**Work required**.
Repeat every line of the listing below exactly, minus the pictures.

[Saved entries]

----------

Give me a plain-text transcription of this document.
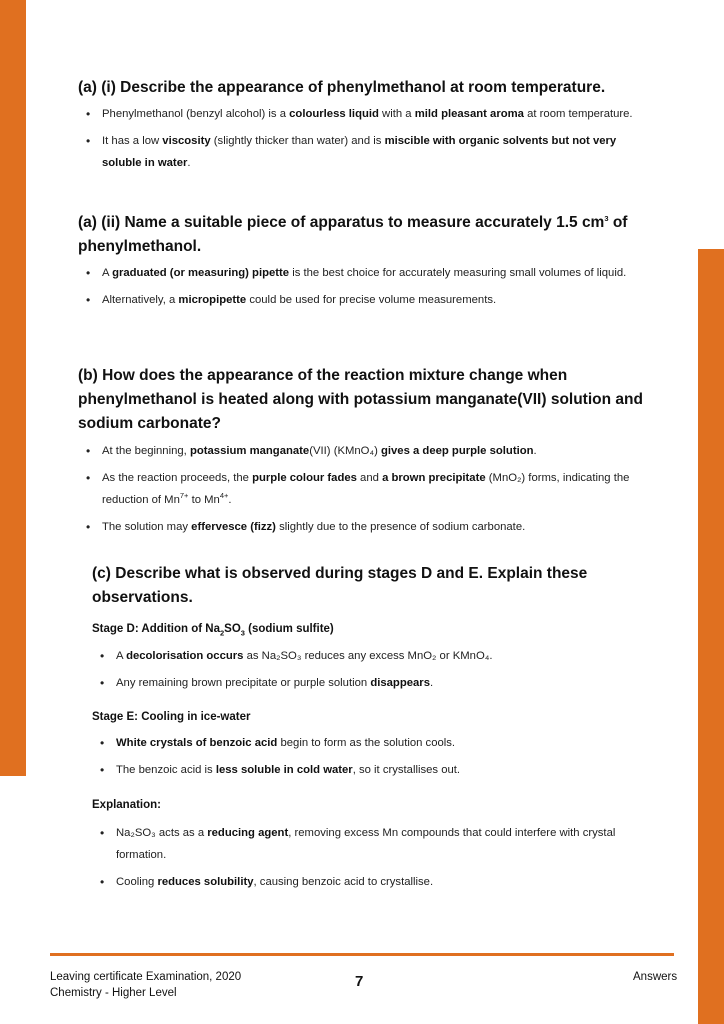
(a) (i) Describe the appearance of phenylmethanol at room temperature.
• Phenylmethanol (benzyl alcohol) is a colourless liquid with a mild pleasant aroma at room temperature.
• It has a low viscosity (slightly thicker than water) and is miscible with organic solvents but not very soluble in water.
(a) (ii) Name a suitable piece of apparatus to measure accurately 1.5 $cm^3$ of phenylmethanol.
• A graduated (or measuring) pipette is the best choice for accurately measuring small volumes of liquid.
• Alternatively, a micropipette could be used for precise volume measurements.
(b) How does the appearance of the reaction mixture change when phenylmethanol is heated along with potassium manganate(VII) solution and sodium carbonate?
• At the beginning, potassium manganate(VII) (KMnO₄) gives a deep purple solution.
• As the reaction proceeds, the purple colour fades and a brown precipitate (MnO₂) forms, indicating the reduction of $Mn^{7+}$ to $Mn^{4+}$.
• The solution may effervesce (fizz) slightly due to the presence of sodium carbonate.
(c) Describe what is observed during stages D and E. Explain these observations.
Stage D: Addition of $Na_2SO_3$ (sodium sulfite)
• A decolorisation occurs as Na₂SO₃ reduces any excess MnO₂ or KMnO₄.
• Any remaining brown precipitate or purple solution disappears.
Stage E: Cooling in ice-water
• White crystals of benzoic acid begin to form as the solution cools.
• The benzoic acid is less soluble in cold water, so it crystallises out.
Explanation:
• Na₂SO₃ acts as a reducing agent, removing excess Mn compounds that could interfere with crystal formation.
• Cooling reduces solubility, causing benzoic acid to crystallise.
Leaving certificate Examination, 2020
Chemistry - Higher Level
7	Answers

----------

**Full answer**.
Give me a plain-text transcription of this document.
(a) (i) Describe the appearance of phenylmethanol at room temperature.
• Phenylmethanol (benzyl alcohol) is a colourless liquid with a mild pleasant aroma at room temperature.
• It has a low viscosity (slightly thicker than water) and is miscible with organic solvents but not very soluble in water.
(a) (ii) Name a suitable piece of apparatus to measure accurately 1.5 $cm^3$ of phenylmethanol.
• A graduated (or measuring) pipette is the best choice for accurately measuring small volumes of liquid.
• Alternatively, a micropipette could be used for precise volume measurements.
(b) How does the appearance of the reaction mixture change when phenylmethanol is heated along with potassium manganate(VII) solution and sodium carbonate?
• At the beginning, potassium manganate(VII) (KMnO₄) gives a deep purple solution.
• As the reaction proceeds, the purple colour fades and a brown precipitate (MnO₂) forms, indicating the reduction of $Mn^{7+}$ to $Mn^{4+}$.
• The solution may effervesce (fizz) slightly due to the presence of sodium carbonate.
(c) Describe what is observed during stages D and E. Explain these observations.
Stage D: Addition of $Na_2SO_3$ (sodium sulfite)
• A decolorisation occurs as Na₂SO₃ reduces any excess MnO₂ or KMnO₄.
• Any remaining brown precipitate or purple solution disappears.
Stage E: Cooling in ice-water
• White crystals of benzoic acid begin to form as the solution cools.
• The benzoic acid is less soluble in cold water, so it crystallises out.
Explanation:
• Na₂SO₃ acts as a reducing agent, removing excess Mn compounds that could interfere with crystal formation.
• Cooling reduces solubility, causing benzoic acid to crystallise.
Leaving certificate Examination, 2020
Chemistry - Higher Level
7	Answers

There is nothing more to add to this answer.